- _STATED PROBLEM_
Transcribe the material word for word, but without the images.

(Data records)
|---|

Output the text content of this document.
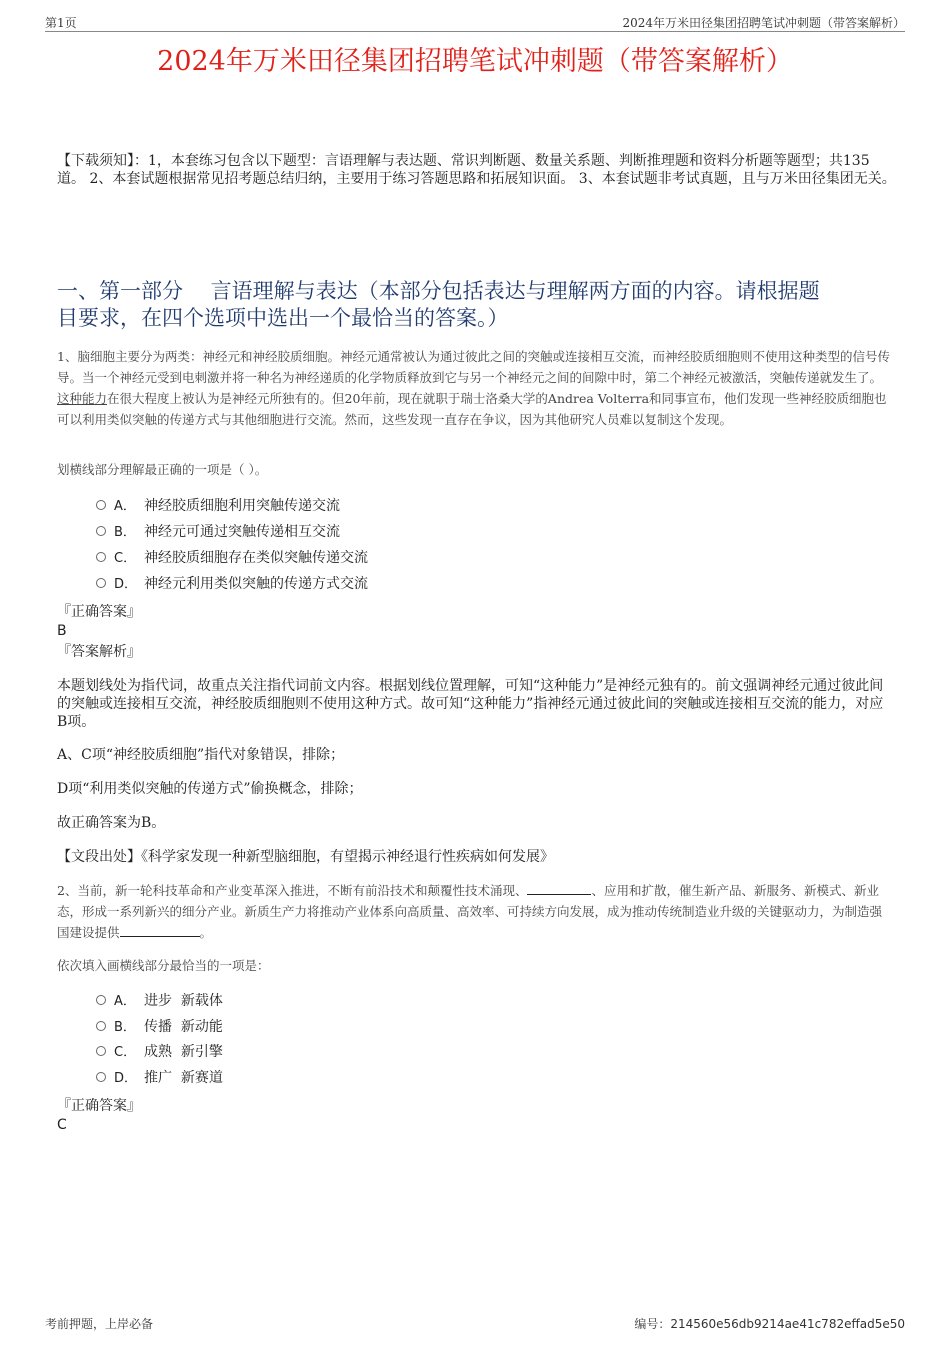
第1页	2024年万米田径集团招聘笔试冲刺题（带答案解析）
2024年万米田径集团招聘笔试冲刺题（带答案解析）
【下载须知】：1，本套练习包含以下题型：言语理解与表达题、常识判断题、数量关系题、判断推理题和资料分析题等题型；共135道。 2、本套试题根据常见招考题总结归纳，主要用于练习答题思路和拓展知识面。 3、本套试题非考试真题，且与万米田径集团无关。
一、第一部分　 言语理解与表达（本部分包括表达与理解两方面的内容。请根据题
目要求，在四个选项中选出一个最恰当的答案。）
1、脑细胞主要分为两类：神经元和神经胶质细胞。神经元通常被认为通过彼此之间的突触或连接相互交流，而神经胶质细胞则不使用这种类型的信号传导。当一个神经元受到电刺激并将一种名为神经递质的化学物质释放到它与另一个神经元之间的间隙中时，第二个神经元被激活，突触传递就发生了。这种能力在很大程度上被认为是神经元所独有的。但20年前，现在就职于瑞士洛桑大学的Andrea Volterra和同事宣布，他们发现一些神经胶质细胞也可以利用类似突触的传递方式与其他细胞进行交流。然而，这些发现一直存在争议，因为其他研究人员难以复制这个发现。
划横线部分理解最正确的一项是（ ）。
A． 神经胶质细胞利用突触传递交流
B． 神经元可通过突触传递相互交流
C． 神经胶质细胞存在类似突触传递交流
D． 神经元利用类似突触的传递方式交流
『正确答案』
B
『答案解析』
本题划线处为指代词，故重点关注指代词前文内容。根据划线位置理解，可知“这种能力”是神经元独有的。前文强调神经元通过彼此间的突触或连接相互交流，神经胶质细胞则不使用这种方式。故可知“这种能力”指神经元通过彼此间的突触或连接相互交流的能力，对应B项。
A、C项“神经胶质细胞”指代对象错误，排除；
D项“利用类似突触的传递方式”偷换概念，排除；
故正确答案为B。
【文段出处】《科学家发现一种新型脑细胞，有望揭示神经退行性疾病如何发展》
2、当前，新一轮科技革命和产业变革深入推进，不断有前沿技术和颠覆性技术涌现、	、应用和扩散，催生新产品、新服务、新模式、新业态，形成一系列新兴的细分产业。新质生产力将推动产业体系向高质量、高效率、可持续方向发展，成为推动传统制造业升级的关键驱动力，为制造强国建设提供	。
依次填入画横线部分最恰当的一项是：
A． 进步  新载体
B． 传播  新动能
C． 成熟  新引擎
D． 推广  新赛道
『正确答案』
C
考前押题，上岸必备	编号：214560e56db9214ae41c782effad5e50
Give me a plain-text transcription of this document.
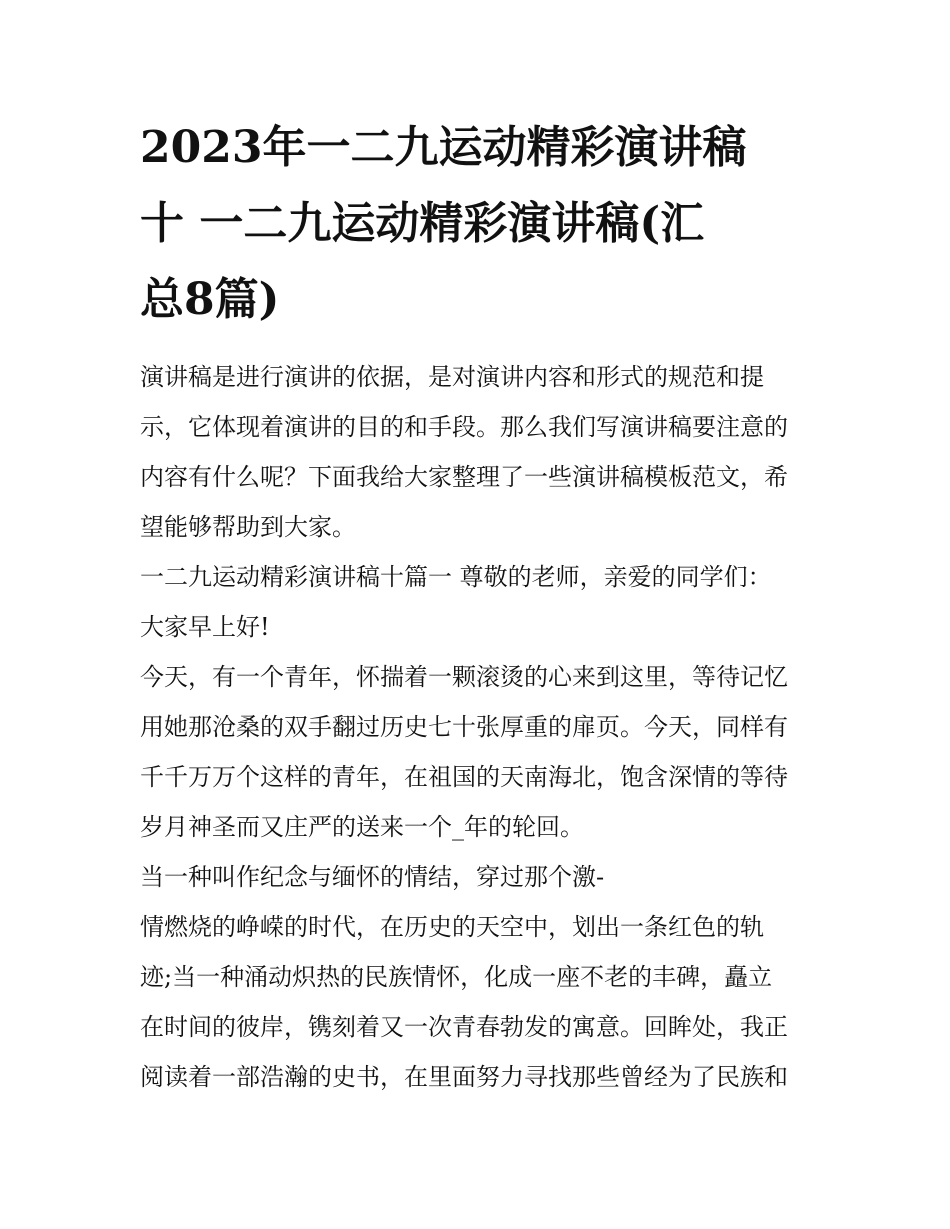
2023年一二九运动精彩演讲稿
十 一二九运动精彩演讲稿(汇
总8篇)
演讲稿是进行演讲的依据，是对演讲内容和形式的规范和提
示，它体现着演讲的目的和手段。那么我们写演讲稿要注意的
内容有什么呢？下面我给大家整理了一些演讲稿模板范文，希
望能够帮助到大家。
一二九运动精彩演讲稿十篇一 尊敬的老师，亲爱的同学们：
大家早上好!
今天，有一个青年，怀揣着一颗滚烫的心来到这里，等待记忆
用她那沧桑的双手翻过历史七十张厚重的扉页。今天，同样有
千千万万个这样的青年，在祖国的天南海北，饱含深情的等待
岁月神圣而又庄严的送来一个_年的轮回。
当一种叫作纪念与缅怀的情结，穿过那个激-
情燃烧的峥嵘的时代，在历史的天空中，划出一条红色的轨
迹;当一种涌动炽热的民族情怀，化成一座不老的丰碑，矗立
在时间的彼岸，镌刻着又一次青春勃发的寓意。回眸处，我正
阅读着一部浩瀚的史书，在里面努力寻找那些曾经为了民族和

|---|

- _ANSWER FOR THE TASK_
Output the text content of this document.
第1页	2024年万米田径集团招聘笔试冲刺题（带答案解析）
2024年万米田径集团招聘笔试冲刺题（带答案解析）
【下载须知】：1，本套练习包含以下题型：言语理解与表达题、常识判断题、数量关系题、判断推理题和资料分析题等题型；共135道。 2、本套试题根据常见招考题总结归纳，主要用于练习答题思路和拓展知识面。 3、本套试题非考试真题，且与万米田径集团无关。
一、第一部分　 言语理解与表达（本部分包括表达与理解两方面的内容。请根据题
目要求，在四个选项中选出一个最恰当的答案。）
1、脑细胞主要分为两类：神经元和神经胶质细胞。神经元通常被认为通过彼此之间的突触或连接相互交流，而神经胶质细胞则不使用这种类型的信号传导。当一个神经元受到电刺激并将一种名为神经递质的化学物质释放到它与另一个神经元之间的间隙中时，第二个神经元被激活，突触传递就发生了。这种能力在很大程度上被认为是神经元所独有的。但20年前，现在就职于瑞士洛桑大学的Andrea Volterra和同事宣布，他们发现一些神经胶质细胞也可以利用类似突触的传递方式与其他细胞进行交流。然而，这些发现一直存在争议，因为其他研究人员难以复制这个发现。
划横线部分理解最正确的一项是（ ）。
A． 神经胶质细胞利用突触传递交流
B． 神经元可通过突触传递相互交流
C． 神经胶质细胞存在类似突触传递交流
D． 神经元利用类似突触的传递方式交流
『正确答案』
B
『答案解析』
本题划线处为指代词，故重点关注指代词前文内容。根据划线位置理解，可知“这种能力”是神经元独有的。前文强调神经元通过彼此间的突触或连接相互交流，神经胶质细胞则不使用这种方式。故可知“这种能力”指神经元通过彼此间的突触或连接相互交流的能力，对应B项。
A、C项“神经胶质细胞”指代对象错误，排除；
D项“利用类似突触的传递方式”偷换概念，排除；
故正确答案为B。
【文段出处】《科学家发现一种新型脑细胞，有望揭示神经退行性疾病如何发展》
2、当前，新一轮科技革命和产业变革深入推进，不断有前沿技术和颠覆性技术涌现、	、应用和扩散，催生新产品、新服务、新模式、新业态，形成一系列新兴的细分产业。新质生产力将推动产业体系向高质量、高效率、可持续方向发展，成为推动传统制造业升级的关键驱动力，为制造强国建设提供	。
依次填入画横线部分最恰当的一项是：
A． 进步  新载体
B． 传播  新动能
C． 成熟  新引擎
D． 推广  新赛道
『正确答案』
C
考前押题，上岸必备	编号：214560e56db9214ae41c782effad5e50
Give me a plain-text transcription of this document.
2023年一二九运动精彩演讲稿
十 一二九运动精彩演讲稿(汇
总8篇)
演讲稿是进行演讲的依据，是对演讲内容和形式的规范和提
示，它体现着演讲的目的和手段。那么我们写演讲稿要注意的
内容有什么呢？下面我给大家整理了一些演讲稿模板范文，希
望能够帮助到大家。
一二九运动精彩演讲稿十篇一 尊敬的老师，亲爱的同学们：
大家早上好!
今天，有一个青年，怀揣着一颗滚烫的心来到这里，等待记忆
用她那沧桑的双手翻过历史七十张厚重的扉页。今天，同样有
千千万万个这样的青年，在祖国的天南海北，饱含深情的等待
岁月神圣而又庄严的送来一个_年的轮回。
当一种叫作纪念与缅怀的情结，穿过那个激-
情燃烧的峥嵘的时代，在历史的天空中，划出一条红色的轨
迹;当一种涌动炽热的民族情怀，化成一座不老的丰碑，矗立
在时间的彼岸，镌刻着又一次青春勃发的寓意。回眸处，我正
阅读着一部浩瀚的史书，在里面努力寻找那些曾经为了民族和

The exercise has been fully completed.